PROBLEM DETAILS –
Of the lines in this material, how many contain "Зорь"? Answer with a single number only.
◆ ◆ ◆ ◆ ◆
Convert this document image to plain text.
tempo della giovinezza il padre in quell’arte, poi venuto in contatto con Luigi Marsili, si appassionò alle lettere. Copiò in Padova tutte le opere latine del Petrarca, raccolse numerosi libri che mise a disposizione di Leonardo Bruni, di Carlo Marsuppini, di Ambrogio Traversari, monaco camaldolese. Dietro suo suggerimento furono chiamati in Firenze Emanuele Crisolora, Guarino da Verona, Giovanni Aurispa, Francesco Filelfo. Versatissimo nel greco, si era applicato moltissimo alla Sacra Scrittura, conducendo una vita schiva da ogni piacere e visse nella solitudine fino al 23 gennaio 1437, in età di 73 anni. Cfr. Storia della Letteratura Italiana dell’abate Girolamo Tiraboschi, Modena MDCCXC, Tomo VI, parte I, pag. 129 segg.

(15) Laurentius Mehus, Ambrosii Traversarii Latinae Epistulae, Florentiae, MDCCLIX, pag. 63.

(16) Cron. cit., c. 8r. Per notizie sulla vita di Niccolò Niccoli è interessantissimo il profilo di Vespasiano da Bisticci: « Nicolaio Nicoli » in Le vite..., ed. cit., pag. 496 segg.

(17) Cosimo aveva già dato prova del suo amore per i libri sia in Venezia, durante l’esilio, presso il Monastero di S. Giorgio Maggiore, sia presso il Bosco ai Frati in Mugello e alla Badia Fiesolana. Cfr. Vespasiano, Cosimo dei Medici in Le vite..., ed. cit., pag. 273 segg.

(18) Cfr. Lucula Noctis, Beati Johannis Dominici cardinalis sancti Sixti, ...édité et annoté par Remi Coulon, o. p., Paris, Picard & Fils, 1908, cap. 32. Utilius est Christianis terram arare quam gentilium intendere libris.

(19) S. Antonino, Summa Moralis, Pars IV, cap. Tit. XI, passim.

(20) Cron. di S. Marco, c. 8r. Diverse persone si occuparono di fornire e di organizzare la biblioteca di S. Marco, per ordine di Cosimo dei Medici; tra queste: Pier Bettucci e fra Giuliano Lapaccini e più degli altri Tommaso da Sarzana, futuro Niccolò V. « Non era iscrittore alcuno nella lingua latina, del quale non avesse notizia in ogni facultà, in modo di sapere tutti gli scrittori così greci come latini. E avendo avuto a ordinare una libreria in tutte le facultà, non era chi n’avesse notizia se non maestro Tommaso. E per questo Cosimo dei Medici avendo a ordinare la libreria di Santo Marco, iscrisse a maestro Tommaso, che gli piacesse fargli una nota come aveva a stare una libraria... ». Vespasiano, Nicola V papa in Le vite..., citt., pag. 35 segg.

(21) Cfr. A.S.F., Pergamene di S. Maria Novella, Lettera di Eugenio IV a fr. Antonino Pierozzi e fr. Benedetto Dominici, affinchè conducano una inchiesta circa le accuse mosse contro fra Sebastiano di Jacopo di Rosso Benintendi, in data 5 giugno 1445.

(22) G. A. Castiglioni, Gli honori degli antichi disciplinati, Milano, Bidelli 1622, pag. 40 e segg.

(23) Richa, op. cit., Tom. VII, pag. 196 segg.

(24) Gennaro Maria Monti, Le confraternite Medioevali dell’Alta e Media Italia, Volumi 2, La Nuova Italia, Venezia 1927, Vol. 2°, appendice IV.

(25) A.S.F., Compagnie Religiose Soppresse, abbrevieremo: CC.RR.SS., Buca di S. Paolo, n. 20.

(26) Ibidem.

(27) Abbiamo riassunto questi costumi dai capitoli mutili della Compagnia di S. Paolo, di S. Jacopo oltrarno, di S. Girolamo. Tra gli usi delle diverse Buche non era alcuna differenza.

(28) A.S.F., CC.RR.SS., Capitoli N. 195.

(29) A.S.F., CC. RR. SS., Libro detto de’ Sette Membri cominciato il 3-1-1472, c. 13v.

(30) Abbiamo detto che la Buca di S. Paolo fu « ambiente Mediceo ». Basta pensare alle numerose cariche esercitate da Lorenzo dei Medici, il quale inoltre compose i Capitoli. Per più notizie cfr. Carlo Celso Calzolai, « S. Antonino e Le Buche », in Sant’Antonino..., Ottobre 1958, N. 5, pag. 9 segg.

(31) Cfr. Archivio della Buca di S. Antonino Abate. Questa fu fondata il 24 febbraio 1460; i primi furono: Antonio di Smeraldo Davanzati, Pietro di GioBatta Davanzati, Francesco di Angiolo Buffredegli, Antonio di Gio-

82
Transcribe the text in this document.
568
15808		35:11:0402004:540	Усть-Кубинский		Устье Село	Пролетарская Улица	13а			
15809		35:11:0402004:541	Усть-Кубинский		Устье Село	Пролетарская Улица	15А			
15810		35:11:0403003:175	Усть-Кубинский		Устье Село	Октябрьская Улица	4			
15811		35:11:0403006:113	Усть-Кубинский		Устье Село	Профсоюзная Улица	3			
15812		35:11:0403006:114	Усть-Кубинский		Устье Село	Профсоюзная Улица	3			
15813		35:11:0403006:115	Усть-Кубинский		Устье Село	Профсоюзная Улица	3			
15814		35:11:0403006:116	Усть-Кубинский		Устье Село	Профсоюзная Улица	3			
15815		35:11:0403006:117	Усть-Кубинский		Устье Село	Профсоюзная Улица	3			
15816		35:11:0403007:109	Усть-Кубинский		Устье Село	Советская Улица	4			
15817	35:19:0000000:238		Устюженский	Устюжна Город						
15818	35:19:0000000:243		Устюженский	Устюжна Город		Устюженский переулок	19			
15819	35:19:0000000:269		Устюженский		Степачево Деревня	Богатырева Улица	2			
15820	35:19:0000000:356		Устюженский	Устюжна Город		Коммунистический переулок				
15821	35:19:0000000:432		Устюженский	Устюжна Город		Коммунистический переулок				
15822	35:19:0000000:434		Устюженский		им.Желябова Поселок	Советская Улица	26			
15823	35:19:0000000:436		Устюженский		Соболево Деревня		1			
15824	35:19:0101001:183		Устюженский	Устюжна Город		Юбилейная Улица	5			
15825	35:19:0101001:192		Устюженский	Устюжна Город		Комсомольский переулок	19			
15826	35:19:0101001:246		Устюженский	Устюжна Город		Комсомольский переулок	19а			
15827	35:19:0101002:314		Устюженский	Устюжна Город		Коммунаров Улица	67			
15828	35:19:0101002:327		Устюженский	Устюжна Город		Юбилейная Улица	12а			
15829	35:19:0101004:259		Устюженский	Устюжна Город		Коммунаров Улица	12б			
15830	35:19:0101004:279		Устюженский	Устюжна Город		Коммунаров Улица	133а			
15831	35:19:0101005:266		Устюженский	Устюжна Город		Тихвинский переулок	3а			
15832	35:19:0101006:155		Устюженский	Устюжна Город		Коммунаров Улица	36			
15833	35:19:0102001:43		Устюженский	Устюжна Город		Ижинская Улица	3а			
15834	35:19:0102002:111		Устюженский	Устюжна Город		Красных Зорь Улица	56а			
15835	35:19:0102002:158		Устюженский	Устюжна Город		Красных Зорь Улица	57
◆ ◆ ◆ ◆ ◆
CORRECT RESPONSE –
2